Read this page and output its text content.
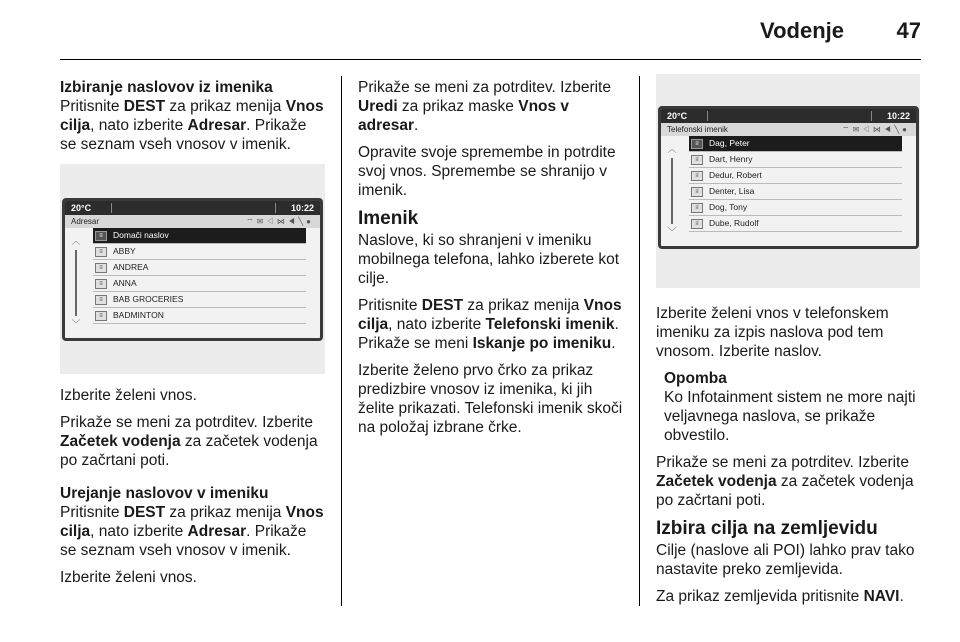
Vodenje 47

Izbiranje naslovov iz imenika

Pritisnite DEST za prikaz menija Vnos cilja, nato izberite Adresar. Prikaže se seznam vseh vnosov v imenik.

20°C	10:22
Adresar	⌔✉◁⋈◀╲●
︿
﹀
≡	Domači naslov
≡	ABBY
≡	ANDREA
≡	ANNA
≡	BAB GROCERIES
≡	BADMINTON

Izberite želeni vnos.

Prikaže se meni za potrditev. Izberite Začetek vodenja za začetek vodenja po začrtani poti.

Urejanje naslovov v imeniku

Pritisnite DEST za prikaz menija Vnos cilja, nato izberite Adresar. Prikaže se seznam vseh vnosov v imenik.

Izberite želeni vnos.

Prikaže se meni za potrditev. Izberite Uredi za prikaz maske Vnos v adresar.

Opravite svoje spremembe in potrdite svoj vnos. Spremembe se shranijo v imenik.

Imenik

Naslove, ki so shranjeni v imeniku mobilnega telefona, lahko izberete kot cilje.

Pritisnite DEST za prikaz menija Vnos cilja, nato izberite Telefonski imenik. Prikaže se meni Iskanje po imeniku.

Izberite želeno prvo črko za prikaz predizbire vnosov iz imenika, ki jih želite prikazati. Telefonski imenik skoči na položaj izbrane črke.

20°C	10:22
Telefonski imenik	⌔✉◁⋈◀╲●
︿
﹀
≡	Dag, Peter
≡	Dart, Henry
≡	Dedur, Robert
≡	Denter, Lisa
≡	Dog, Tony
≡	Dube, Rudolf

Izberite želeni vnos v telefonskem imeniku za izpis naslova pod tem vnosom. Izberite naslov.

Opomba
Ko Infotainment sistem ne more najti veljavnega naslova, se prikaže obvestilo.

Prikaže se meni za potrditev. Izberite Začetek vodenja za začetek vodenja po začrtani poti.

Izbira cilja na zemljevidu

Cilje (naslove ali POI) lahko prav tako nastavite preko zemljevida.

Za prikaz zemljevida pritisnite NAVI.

-=-=-=-=-

# GOAL:
Leave every image out, and retype the material exactly.

# CORRECT RESULT:
Read this page and output its text content.
Vodenje 47

Izbiranje naslovov iz imenika

Pritisnite DEST za prikaz menija Vnos cilja, nato izberite Adresar. Prikaže se seznam vseh vnosov v imenik.

20°C	10:22
Adresar	⌔✉◁⋈◀╲●
︿
﹀
≡	Domači naslov
≡	ABBY
≡	ANDREA
≡	ANNA
≡	BAB GROCERIES
≡	BADMINTON

Izberite želeni vnos.

Prikaže se meni za potrditev. Izberite Začetek vodenja za začetek vodenja po začrtani poti.

Urejanje naslovov v imeniku

Pritisnite DEST za prikaz menija Vnos cilja, nato izberite Adresar. Prikaže se seznam vseh vnosov v imenik.

Izberite želeni vnos.

Prikaže se meni za potrditev. Izberite Uredi za prikaz maske Vnos v adresar.

Opravite svoje spremembe in potrdite svoj vnos. Spremembe se shranijo v imenik.

Imenik

Naslove, ki so shranjeni v imeniku mobilnega telefona, lahko izberete kot cilje.

Pritisnite DEST za prikaz menija Vnos cilja, nato izberite Telefonski imenik. Prikaže se meni Iskanje po imeniku.

Izberite želeno prvo črko za prikaz predizbire vnosov iz imenika, ki jih želite prikazati. Telefonski imenik skoči na položaj izbrane črke.

20°C	10:22
Telefonski imenik	⌔✉◁⋈◀╲●
︿
﹀
≡	Dag, Peter
≡	Dart, Henry
≡	Dedur, Robert
≡	Denter, Lisa
≡	Dog, Tony
≡	Dube, Rudolf

Izberite želeni vnos v telefonskem imeniku za izpis naslova pod tem vnosom. Izberite naslov.

Opomba
Ko Infotainment sistem ne more najti veljavnega naslova, se prikaže obvestilo.

Prikaže se meni za potrditev. Izberite Začetek vodenja za začetek vodenja po začrtani poti.

Izbira cilja na zemljevidu

Cilje (naslove ali POI) lahko prav tako nastavite preko zemljevida.

Za prikaz zemljevida pritisnite NAVI.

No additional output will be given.